» What is needed:
Omit the images, then print each record below exactly as it reads.

» Data to use:
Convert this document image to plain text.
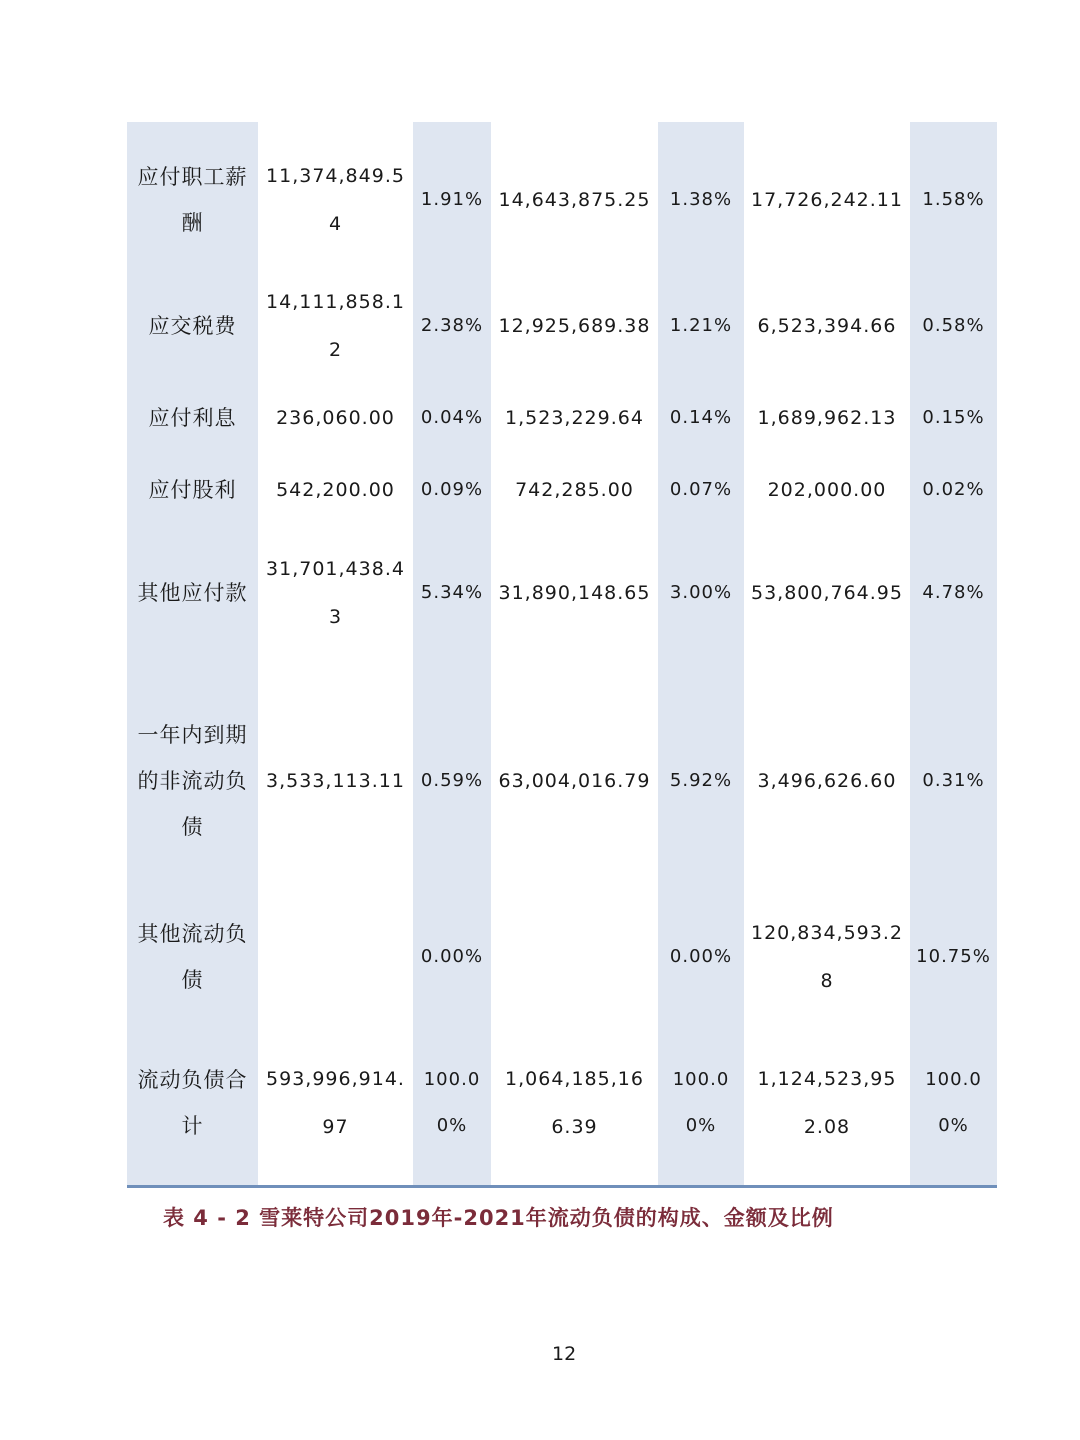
应付职工薪酬	11,374,849.54	1.91%	14,643,875.25	1.38%	17,726,242.11	1.58%
应交税费	14,111,858.12	2.38%	12,925,689.38	1.21%	6,523,394.66	0.58%
应付利息	236,060.00	0.04%	1,523,229.64	0.14%	1,689,962.13	0.15%
应付股利	542,200.00	0.09%	742,285.00	0.07%	202,000.00	0.02%
其他应付款	31,701,438.43	5.34%	31,890,148.65	3.00%	53,800,764.95	4.78%
一年内到期的非流动负债	3,533,113.11	0.59%	63,004,016.79	5.92%	3,496,626.60	0.31%
其他流动负债		0.00%		0.00%	120,834,593.28	10.75%
流动负债合计	593,996,914.97	100.00%	1,064,185,166.39	100.00%	1,124,523,952.08	100.00%
表 4 - 2 雪莱特公司2019年-2021年流动负债的构成、金额及比例
12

» Completed exercise:
Convert this document image to plain text.
应付职工薪酬	11,374,849.54	1.91%	14,643,875.25	1.38%	17,726,242.11	1.58%
应交税费	14,111,858.12	2.38%	12,925,689.38	1.21%	6,523,394.66	0.58%
应付利息	236,060.00	0.04%	1,523,229.64	0.14%	1,689,962.13	0.15%
应付股利	542,200.00	0.09%	742,285.00	0.07%	202,000.00	0.02%
其他应付款	31,701,438.43	5.34%	31,890,148.65	3.00%	53,800,764.95	4.78%
一年内到期的非流动负债	3,533,113.11	0.59%	63,004,016.79	5.92%	3,496,626.60	0.31%
其他流动负债		0.00%		0.00%	120,834,593.28	10.75%
流动负债合计	593,996,914.97	100.00%	1,064,185,166.39	100.00%	1,124,523,952.08	100.00%
表 4 - 2 雪莱特公司2019年-2021年流动负债的构成、金额及比例
12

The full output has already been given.